• Prompt
Using the records below, count the lines with "Seat" in them. Give the number only.

--------------------------------

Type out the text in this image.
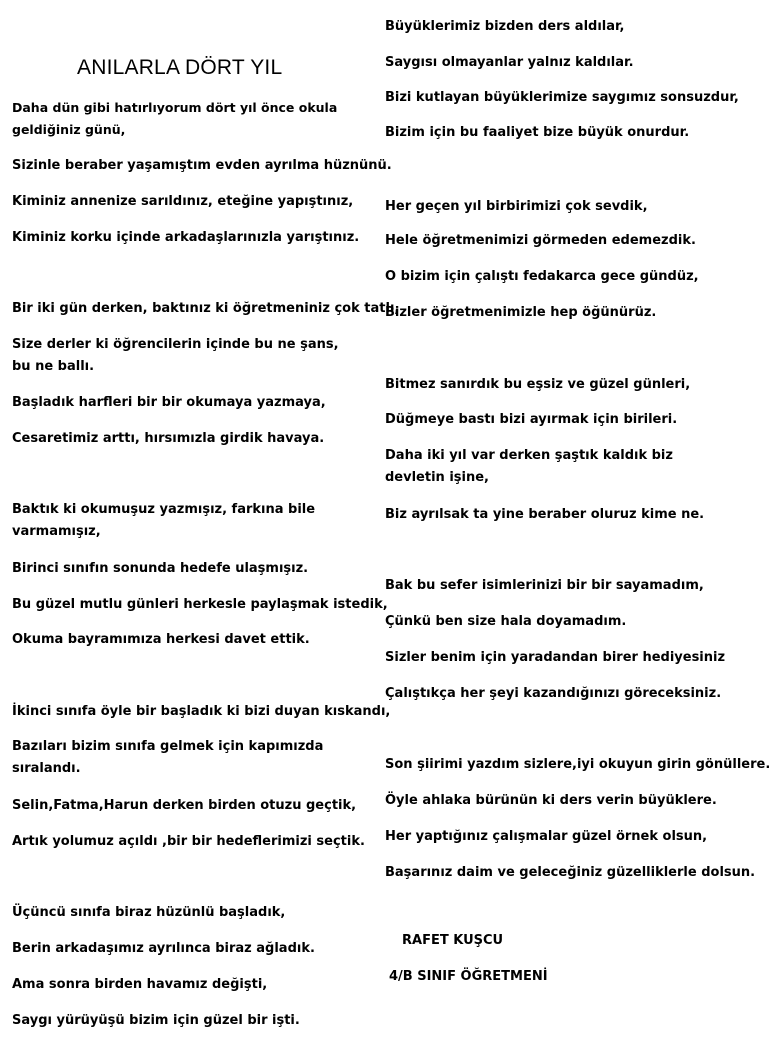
ANILARLA DÖRT YIL
Daha dün gibi hatırlıyorum dört yıl önce okula geldiğiniz günü,
Sizinle beraber yaşamıştım evden ayrılma hüznünü.
Kiminiz annenize sarıldınız, eteğine yapıştınız,
Kiminiz korku içinde arkadaşlarınızla yarıştınız.
Bir iki gün derken, baktınız ki öğretmeniniz çok tatlı,
Size derler ki öğrencilerin içinde bu ne şans, bu ne ballı.
Başladık harfleri bir bir okumaya yazmaya,
Cesaretimiz arttı, hırsımızla girdik havaya.
Baktık ki okumuşuz yazmışız, farkına bile varmamışız,
Birinci sınıfın sonunda hedefe ulaşmışız.
Bu güzel mutlu günleri herkesle paylaşmak istedik,
Okuma bayramımıza herkesi davet ettik.
İkinci sınıfa öyle bir başladık ki bizi duyan kıskandı,
Bazıları bizim sınıfa gelmek için kapımızda sıralandı.
Selin,Fatma,Harun derken birden otuzu geçtik,
Artık yolumuz açıldı ,bir bir hedeflerimizi seçtik.
Üçüncü sınıfa biraz hüzünlü başladık,
Berin arkadaşımız ayrılınca biraz ağladık.
Ama sonra birden havamız değişti,
Saygı yürüyüşü bizim için güzel bir işti.
Büyüklerimiz bizden ders aldılar,
Saygısı olmayanlar yalnız kaldılar.
Bizi kutlayan büyüklerimize saygımız sonsuzdur,
Bizim için bu faaliyet bize büyük onurdur.
Her geçen yıl birbirimizi çok sevdik,
Hele öğretmenimizi görmeden edemezdik.
O bizim için çalıştı fedakarca gece gündüz,
Bizler öğretmenimizle hep öğünürüz.
Bitmez sanırdık bu eşsiz ve güzel günleri,
Düğmeye bastı bizi ayırmak için birileri.
Daha iki yıl var derken şaştık kaldık biz devletin işine,
Biz ayrılsak ta yine beraber oluruz kime ne.
Bak bu sefer isimlerinizi bir bir sayamadım,
Çünkü ben size hala doyamadım.
Sizler benim için yaradandan birer hediyesiniz
Çalıştıkça her şeyi kazandığınızı göreceksiniz.
Son şiirimi yazdım sizlere,iyi okuyun girin gönüllere.
Öyle ahlaka bürünün ki ders verin büyüklere.
Her yaptığınız çalışmalar güzel örnek olsun,
Başarınız daim ve geleceğiniz güzelliklerle dolsun.
RAFET KUŞCU
4/B SINIF ÖĞRETMENİ
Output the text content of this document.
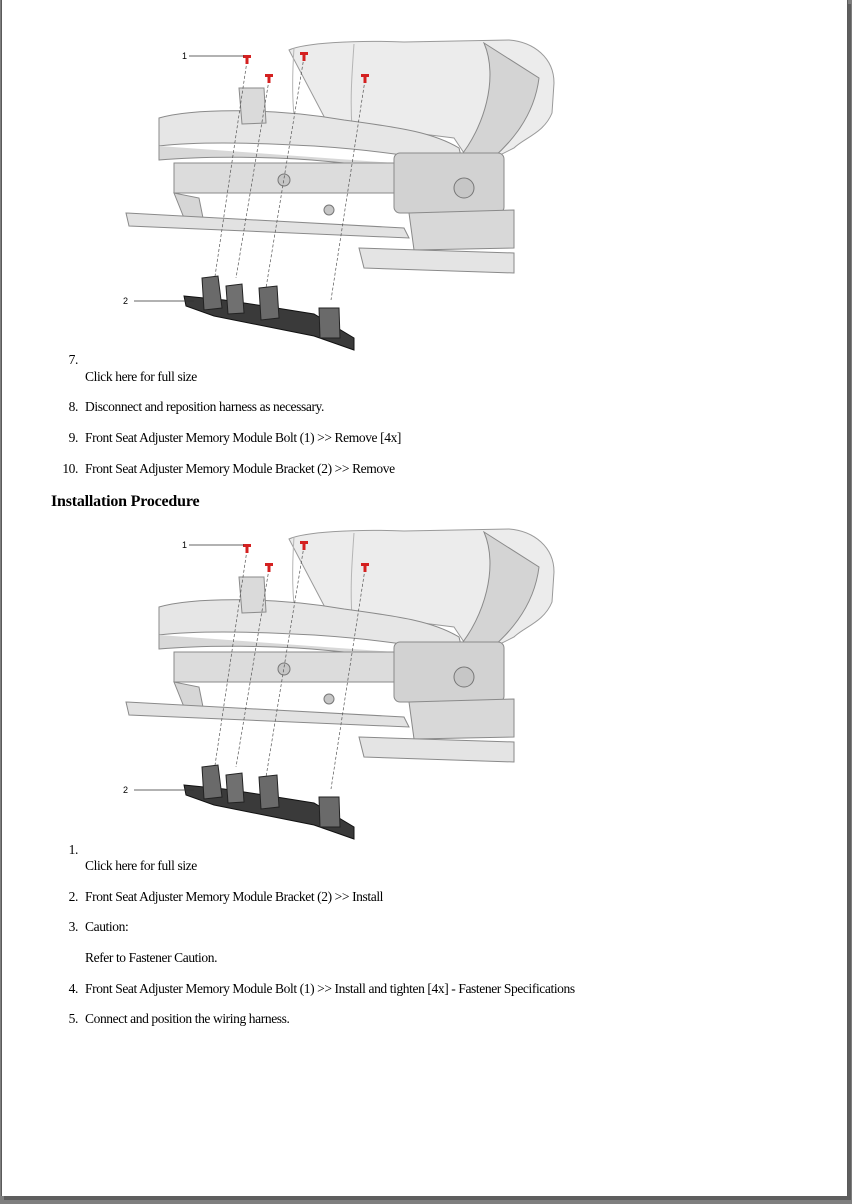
1
2
7.
Click here for full size
8. Disconnect and reposition harness as necessary.
9. Front Seat Adjuster Memory Module Bolt (1) >> Remove [4x]
10. Front Seat Adjuster Memory Module Bracket (2) >> Remove
Installation Procedure
1
2
1.
Click here for full size
2. Front Seat Adjuster Memory Module Bracket (2) >> Install
3. Caution:
Refer to Fastener Caution.
4. Front Seat Adjuster Memory Module Bolt (1) >> Install and tighten [4x] - Fastener Specifications
5. Connect and position the wiring harness.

--------------------------------

• Result of the task
4